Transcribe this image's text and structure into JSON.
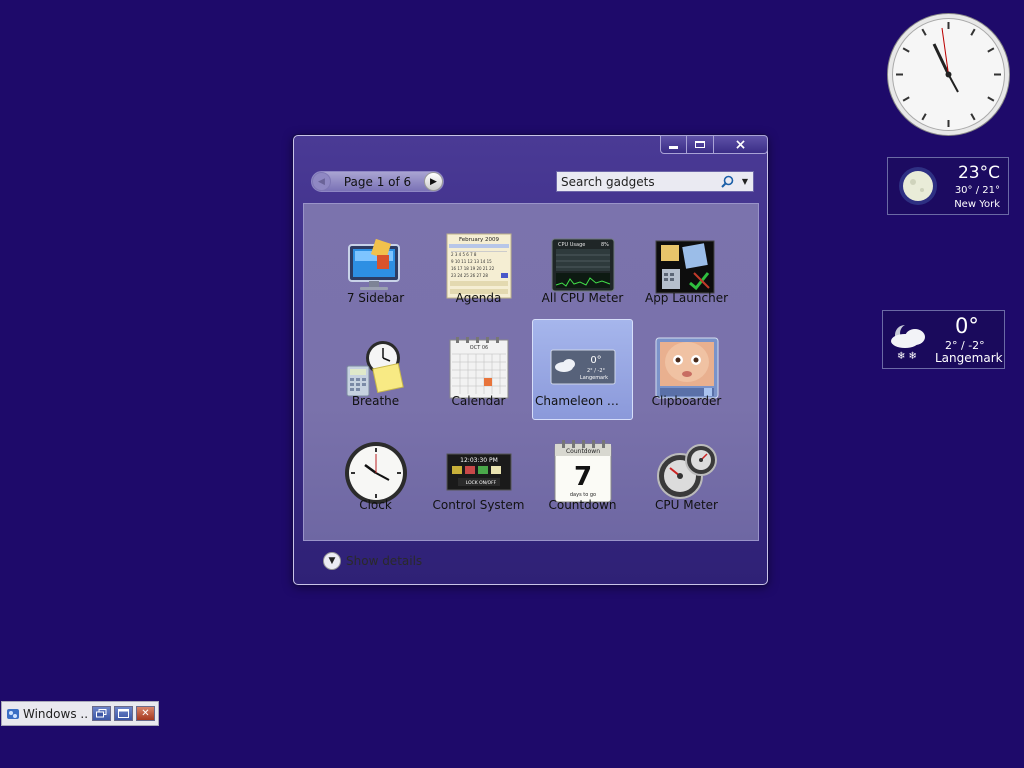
{
  "gallery": {
    "pager_label": "Page 1 of 6",
    "search_placeholder": "Search gadgets",
    "show_details": "Show details",
    "close_glyph": "×",
    "gadgets": [
      {
        "name": "7 Sidebar",
        "icon": "monitor-icon"
      },
      {
        "name": "Agenda",
        "icon": "agenda-calendar-icon"
      },
      {
        "name": "All CPU Meter",
        "icon": "cpu-monitor-icon"
      },
      {
        "name": "App Launcher",
        "icon": "app-launcher-icon"
      },
      {
        "name": "Breathe",
        "icon": "clock-calculator-icon"
      },
      {
        "name": "Calendar",
        "icon": "calendar-icon"
      },
      {
        "name": "Chameleon We...",
        "icon": "weather-icon",
        "selected": true
      },
      {
        "name": "Clipboarder",
        "icon": "baby-face-icon"
      },
      {
        "name": "Clock",
        "icon": "clock-icon"
      },
      {
        "name": "Control System",
        "icon": "control-panel-icon"
      },
      {
        "name": "Countdown",
        "icon": "countdown-calendar-icon"
      },
      {
        "name": "CPU Meter",
        "icon": "cpu-gauge-icon"
      }
    ],
    "icon_text": {
      "agenda_month": "February 2009",
      "cpu_title": "CPU Usage",
      "cpu_pct": "8%",
      "calendar_month": "OCT 06",
      "weather_temp": "0°",
      "weather_range": "2° / -2°",
      "weather_city": "Langemark",
      "control_time": "12:03:30 PM",
      "control_lock": "LOCK ON/OFF",
      "countdown_title": "Countdown",
      "countdown_num": "7",
      "countdown_sub": "days to go"
    }
  },
  "weather_new_york": {
    "temp": "23°C",
    "range": "30° / 21°",
    "city": "New York"
  },
  "weather_langemark": {
    "temp": "0°",
    "range": "2° / -2°",
    "city": "Langemark"
  },
  "taskbar": {
    "label": "Windows ...",
    "close_glyph": "✕"
  },
  "colors": {
    "desktop": "#1e0a6a",
    "window": "#3b2c86",
    "content": "#7a72ab",
    "selected_tile": "#a6b6ec"
  }
}
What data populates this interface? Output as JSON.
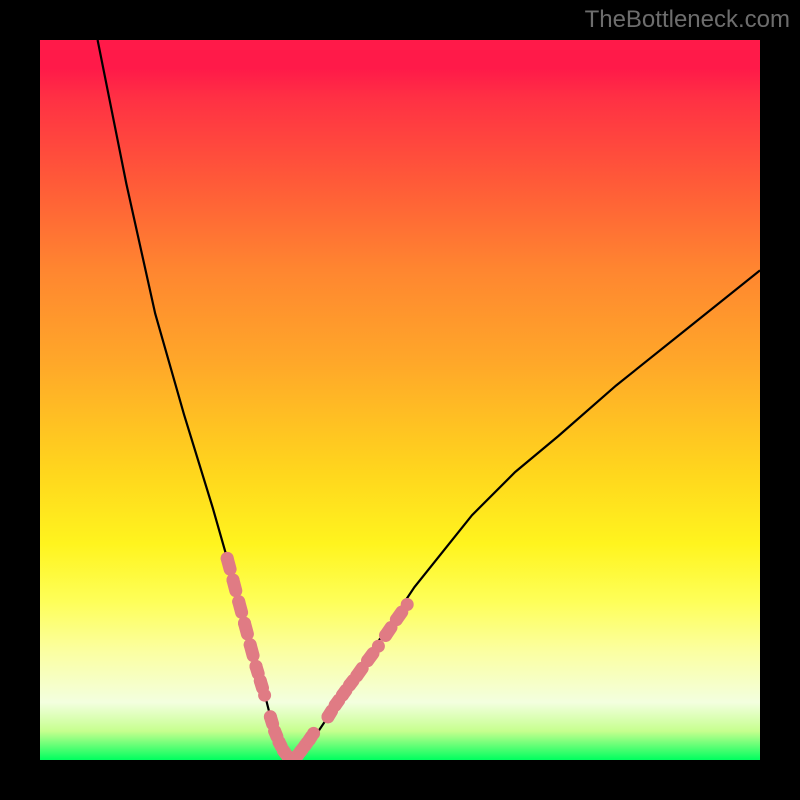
{
  "watermark": "TheBottleneck.com",
  "chart_data": {
    "type": "line",
    "title": "",
    "xlabel": "",
    "ylabel": "",
    "xlim": [
      0,
      100
    ],
    "ylim": [
      0,
      100
    ],
    "grid": false,
    "legend": false,
    "curve_note": "V-shaped curve; vertical axis read as 100 (bottom) to 0 (top). Left branch enters near x≈8 at top, dips to ≈100 at x≈35, rises to ≈30 by x≈100.",
    "x": [
      8,
      12,
      16,
      20,
      24,
      26,
      28,
      30,
      31,
      32,
      33,
      34,
      35,
      36,
      38,
      40,
      44,
      48,
      52,
      56,
      60,
      66,
      72,
      80,
      90,
      100
    ],
    "y": [
      0,
      20,
      38,
      52,
      65,
      72,
      79,
      86,
      90,
      94,
      97,
      99,
      100,
      99,
      97,
      94,
      88,
      82,
      76,
      71,
      66,
      60,
      55,
      48,
      40,
      32
    ],
    "highlight_segments": [
      {
        "x": [
          26.0,
          26.8,
          27.6,
          28.4,
          29.2,
          30.0,
          30.6,
          31.2
        ],
        "y": [
          72,
          75,
          78,
          81,
          84,
          87,
          89,
          91
        ]
      },
      {
        "x": [
          32.0,
          32.6,
          33.2,
          33.8,
          34.4,
          35.0,
          35.6,
          36.2,
          36.8,
          37.4,
          38.0
        ],
        "y": [
          94,
          96,
          97.5,
          98.7,
          99.5,
          100,
          99.6,
          98.8,
          98.0,
          97.2,
          96.3
        ]
      },
      {
        "x": [
          40.0,
          41.0,
          42.0,
          43.0,
          44.0,
          45.5,
          47.0
        ],
        "y": [
          94,
          92.4,
          91.0,
          89.6,
          88.3,
          86.2,
          84.2
        ]
      },
      {
        "x": [
          48.0,
          49.5,
          51.0
        ],
        "y": [
          82.7,
          80.5,
          78.4
        ]
      }
    ],
    "colors": {
      "curve": "#000000",
      "highlight": "#e07b84",
      "background_gradient_top": "#ff1a49",
      "background_gradient_mid": "#ffe022",
      "background_gradient_bottom": "#00ff5f"
    }
  }
}
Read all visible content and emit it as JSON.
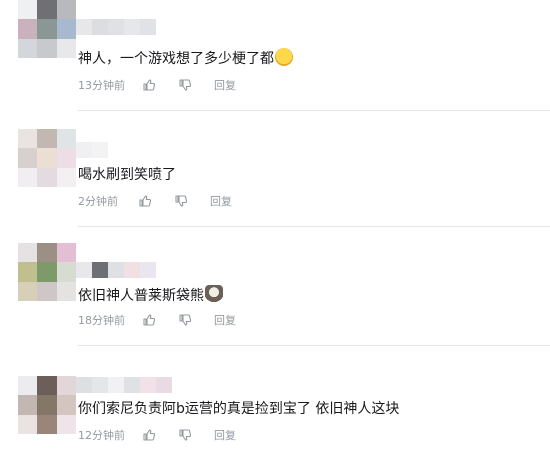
{
  "comments": [
    {
      "text": "神人，一个游戏想了多少梗了都",
      "time": "13分钟前",
      "reply_label": "回复",
      "emoji": "laughing-tears-emoji",
      "avatar_colors": [
        "#eff0f1",
        "#6f6f74",
        "#b7b9bd",
        "#c9b2bd",
        "#8a9794",
        "#a7b9cf",
        "#d3d6db",
        "#c8c9cc",
        "#e8e8ea"
      ],
      "name_colors": [
        "#e7e7ea",
        "#dcdde0",
        "#e0e1e4",
        "#e6e7ea",
        "#e1e2e5"
      ]
    },
    {
      "text": "喝水刷到笑喷了",
      "time": "2分钟前",
      "reply_label": "回复",
      "avatar_colors": [
        "#e9e4e2",
        "#c2b7b1",
        "#dfe4e7",
        "#d6d1cf",
        "#ebdfd5",
        "#efdde6",
        "#f0eef0",
        "#e3dbe0",
        "#f2f0f1"
      ],
      "name_colors": [
        "#f0f0f2",
        "#f3f3f4"
      ]
    },
    {
      "text": "依旧神人普莱斯袋熊",
      "time": "18分钟前",
      "reply_label": "回复",
      "emoji": "raccoon-sticker",
      "avatar_colors": [
        "#e6e1e3",
        "#9c8f86",
        "#e2bfd2",
        "#bfbf8f",
        "#7e9a6a",
        "#d6dcd2",
        "#d8cfb9",
        "#cfc6c8",
        "#e5e2e2"
      ],
      "name_colors": [
        "#e8e8ea",
        "#6d6f75",
        "#dfe0e3",
        "#f0dfe3",
        "#e9e6f0"
      ]
    },
    {
      "text": "你们索尼负责阿b运营的真是捡到宝了 依旧神人这块",
      "time": "12分钟前",
      "reply_label": "回复",
      "avatar_colors": [
        "#ececee",
        "#6c5e58",
        "#e2d6d8",
        "#c2b8b1",
        "#857767",
        "#d5c5c1",
        "#e9e3e2",
        "#9a857b",
        "#efe4ea"
      ],
      "name_colors": [
        "#dedfe3",
        "#e5e6e9",
        "#f1f1f3",
        "#e0e1e5",
        "#f3e1e8",
        "#e9dbe3"
      ]
    }
  ],
  "colors": {
    "text_primary": "#18191c",
    "text_secondary": "#9499a0",
    "divider": "#e3e5e7"
  },
  "icons": {
    "like": "thumb-up-icon",
    "dislike": "thumb-down-icon"
  }
}
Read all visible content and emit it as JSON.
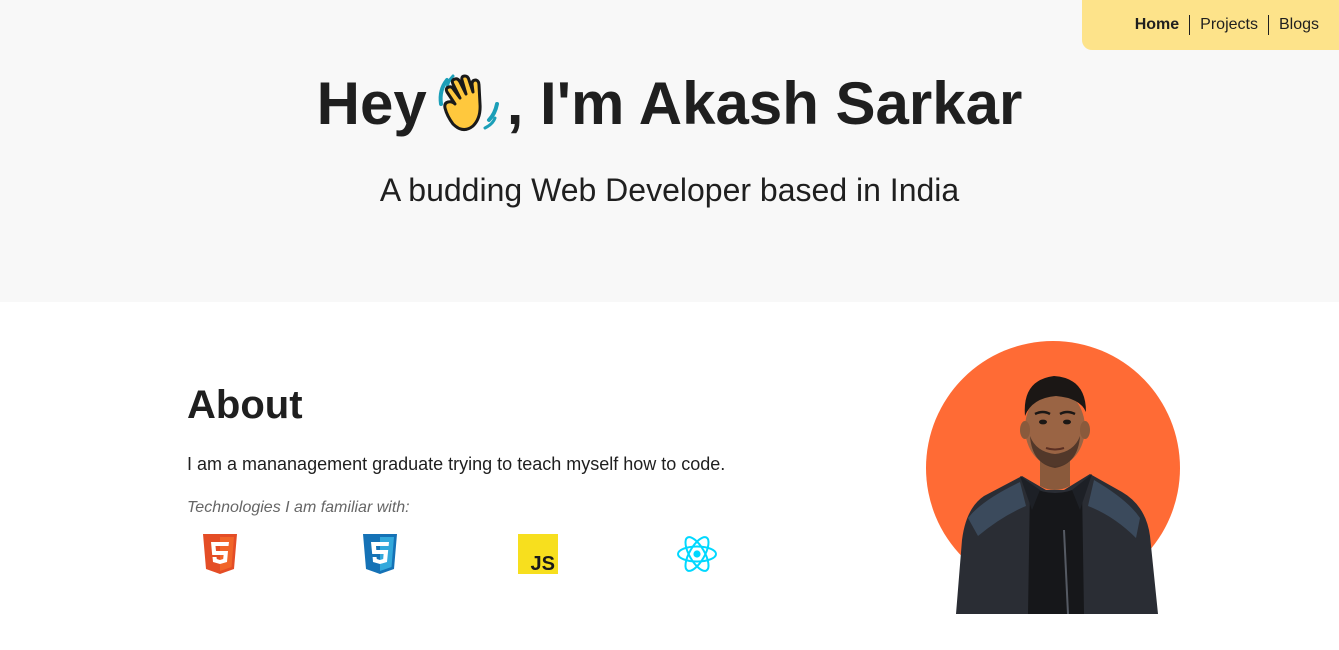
{
  "nav": {
    "items": [
      {
        "label": "Home",
        "active": true
      },
      {
        "label": "Projects",
        "active": false
      },
      {
        "label": "Blogs",
        "active": false
      }
    ],
    "background": "#fde38a"
  },
  "hero": {
    "greeting": "Hey",
    "intro": ", I'm Akash Sarkar",
    "emoji": "waving-hand-icon",
    "subtitle": "A budding Web Developer based in India",
    "background": "#f8f8f8"
  },
  "about": {
    "heading": "About",
    "description": "I am a mananagement graduate trying to teach myself how to code.",
    "tech_label": "Technologies I am familiar with:",
    "technologies": [
      {
        "name": "html5-icon",
        "color": "#e44d26"
      },
      {
        "name": "css3-icon",
        "color": "#1572b6"
      },
      {
        "name": "javascript-icon",
        "color": "#f7df1e"
      },
      {
        "name": "react-icon",
        "color": "#00d8ff"
      }
    ]
  },
  "portrait": {
    "icon": "profile-photo",
    "circle_color": "#ff6b35"
  }
}
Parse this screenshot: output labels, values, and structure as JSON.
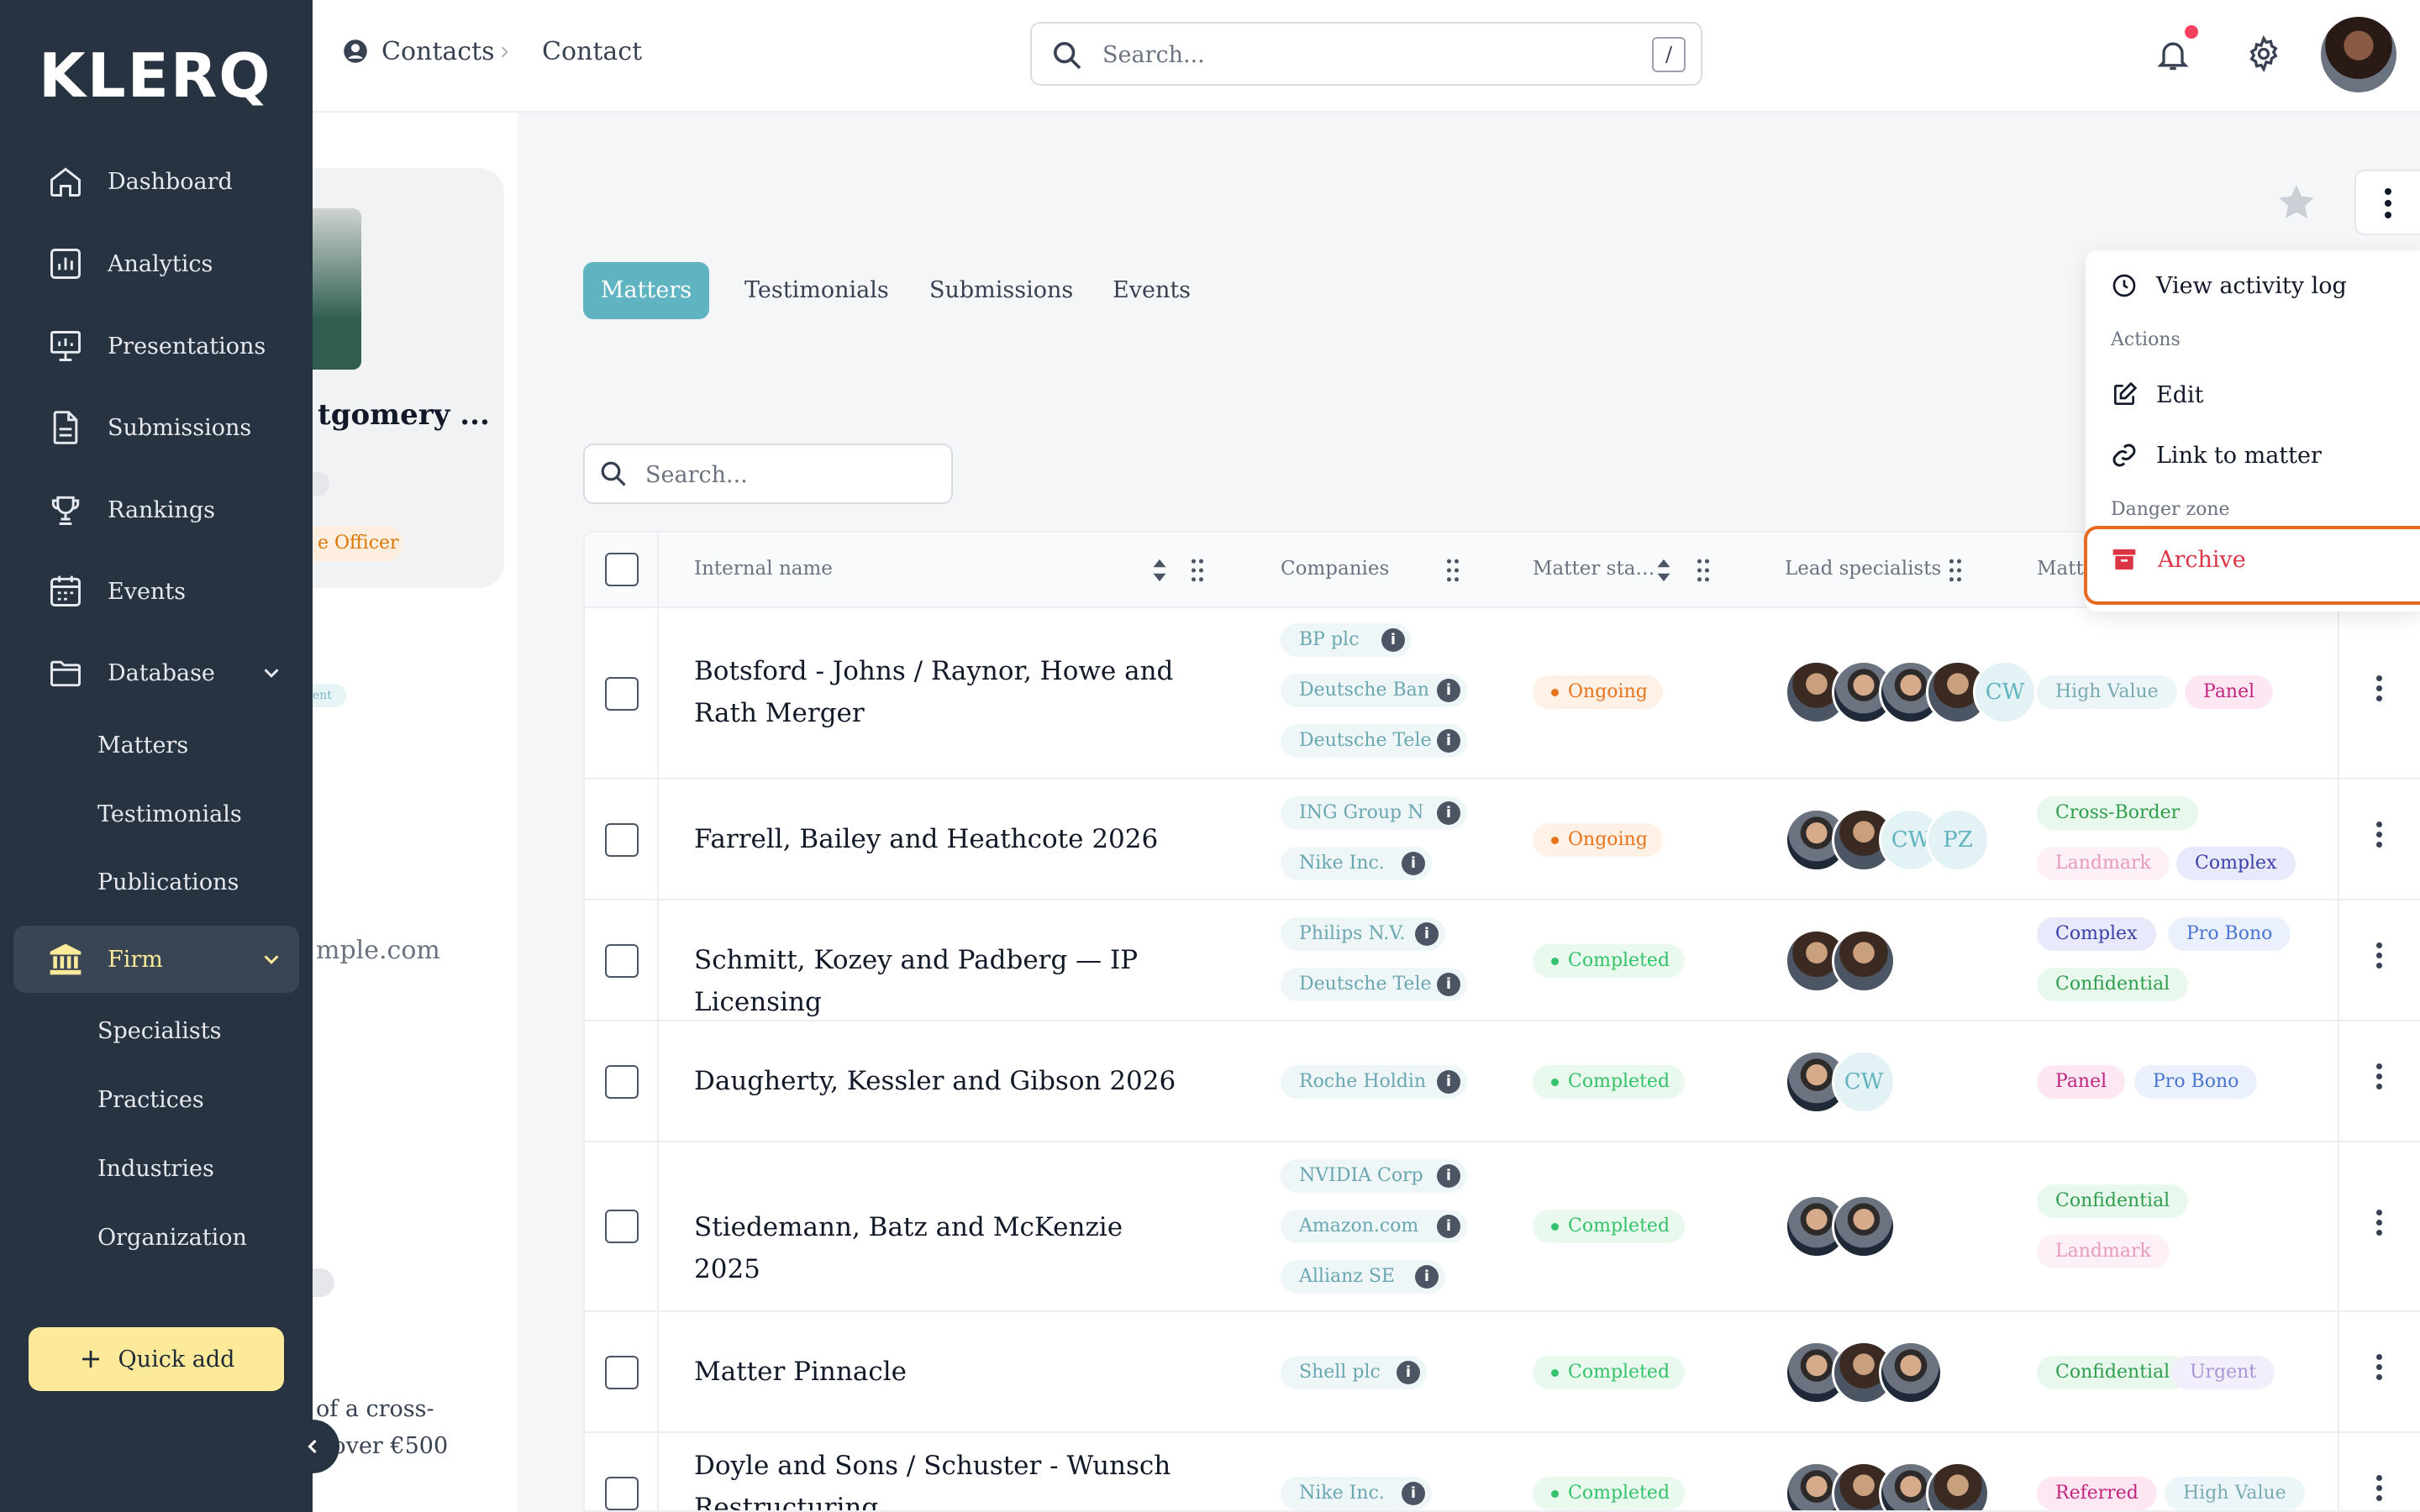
......
REQUEST:
Copy out every line that includes the word "this".

WORKED ANSWER:
Transcribe this image's text and structure into JSON.
What data populates this interface? Output as JSON.
Parse this screenshot: output labels, values, and structure as JSON.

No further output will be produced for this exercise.